• _Given instruction a_
Rewrite the rows from the first one through the line containing "pie-slice-a-lot-of-experience <box>299 45", inclusive, replacing "Localize" with "Locate" and leaving all else unchanged. Omit the pictures from your answer.

+ + + + + + +

‘Mother of harlots and earth’s abominations’

Saturday Morning on Radio New Zealand National featured Doug Saunders – journalist and author – talking about his book ‘Arrival Cities: How the largest Migration in History is Reshaping Our World‘. You can go here for the link to the audio if you missed it.

The idea seems simple: The world is now going through the urban transition which developed countries went through during industrialisation. Over 50% of the earth’s population is now urbanised and by centuries end that could be 75%. The world’s ghettos, shantytowns and city slums are, in his words, ‘arrival cities’, an unexpected type of transition town, if you like.

These ‘arrival cities’ are populated by aspirational rural people who actively and freely choose the slum life because it represents better conditions including greater longevity, lower poverty, less risk of starvation and cable tv(!).

Sounds good, even upbeat. What looks like a terrible problem is actually a, perhaps painful, step on the road to good times. So, what’s the problem?

What got me was the assumption that urbanisation was some sort of natural process, and a beneficial one. I call this the ‘benign (modern) society’ assumption. It’s Whig history writ large. Today’s world, so the assumption goes, just is the best world that humans have ever experienced. Getting to this point was (luckily) inevitable and – wouldn’t you know it? – ‘we’ (the West) were the first to get there. Here’s Stephen Fry and the Two Ronnies on their take of it:

At one point, Finlay McDonald (the host) even mused as to whether this apparent freely chosen tendency to ‘gather together’ (you know, the way people naturally gather in cities of 20 million people) might be part of our human nature – an ‘adaptive’ tendency to want to be with others.

[Of course, that’s not quite in sync with evolutionary psychologists who (perhaps mistakenly) seem to be under the impression that we, and our minds, evolved to fit a group of people of no more than a couple of hundred others (see page 331, column 2 of this article to see how that possibly impacted on food sharing behaviour).]

Nowhere in this interview was there any discussion of why rural areas became so undesirable that slums with no sewerage system, water or proper shelter looked like a good deal. A bit of history helps.

John Reader (author of Cities) points out that, up until very recently (in cities in developed countries), the growth in cities’ populations was despite the fact that rural life expectancy and fertility were greater than in urban environments. In effect, migration from the country not only expanded the populations of cities but had to compensate for the ‘natural rate of decline’ (i.e., higher death rate) in them.

+ + + + + + +

• _Given instruction b_
Answer these questions from the article on arrival cities:
(i) What share of the earth's population does it say is now urbanized?
(ii) Who hosted the Saturday Morning interview?
(iii) What book is John Reader named as the author of?

+ + + + + + +

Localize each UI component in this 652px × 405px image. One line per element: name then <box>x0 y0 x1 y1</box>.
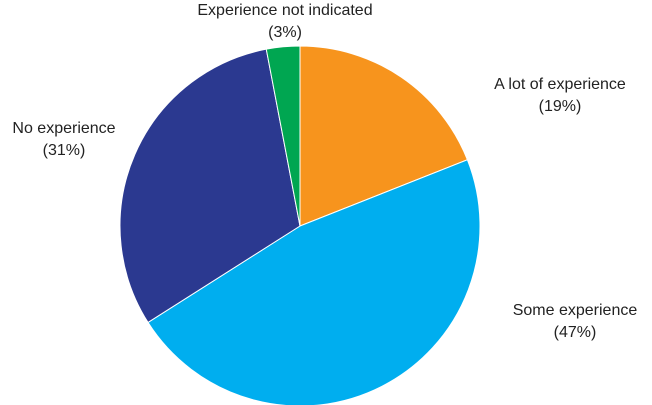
pie-slice-experience-not-indicated <box>265 45 301 227</box>
slice-percent-experience-not-indicated: (3%) <box>268 24 302 41</box>
pie-slice-a-lot-of-experience <box>299 45 469 227</box>
slice-label-experience-not-indicated: Experience not indicated <box>197 2 372 19</box>
pie-slice-no-experience <box>119 48 301 324</box>
slice-percent-no-experience: (31%) <box>43 142 86 159</box>
pie-slice-some-experience <box>147 159 481 405</box>
slice-percent-a-lot-of-experience: (19%) <box>539 98 582 115</box>
slice-label-a-lot-of-experience: A lot of experience <box>494 76 626 93</box>
slice-label-some-experience: Some experience <box>513 302 638 319</box>
slice-label-no-experience: No experience <box>12 120 115 137</box>
slice-percent-some-experience: (47%) <box>554 324 597 341</box>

+ + + + + + +

• _Result a_
Locate each UI component in this 652px × 405px image. One line per element: name then <box>x0 y0 x1 y1</box>.
pie-slice-experience-not-indicated <box>265 45 301 227</box>
slice-percent-experience-not-indicated: (3%) <box>268 24 302 41</box>
pie-slice-a-lot-of-experience <box>299 45 469 227</box>

• _Result b_
(i) Over 50%
(ii) Finlay McDonald
(iii) Cities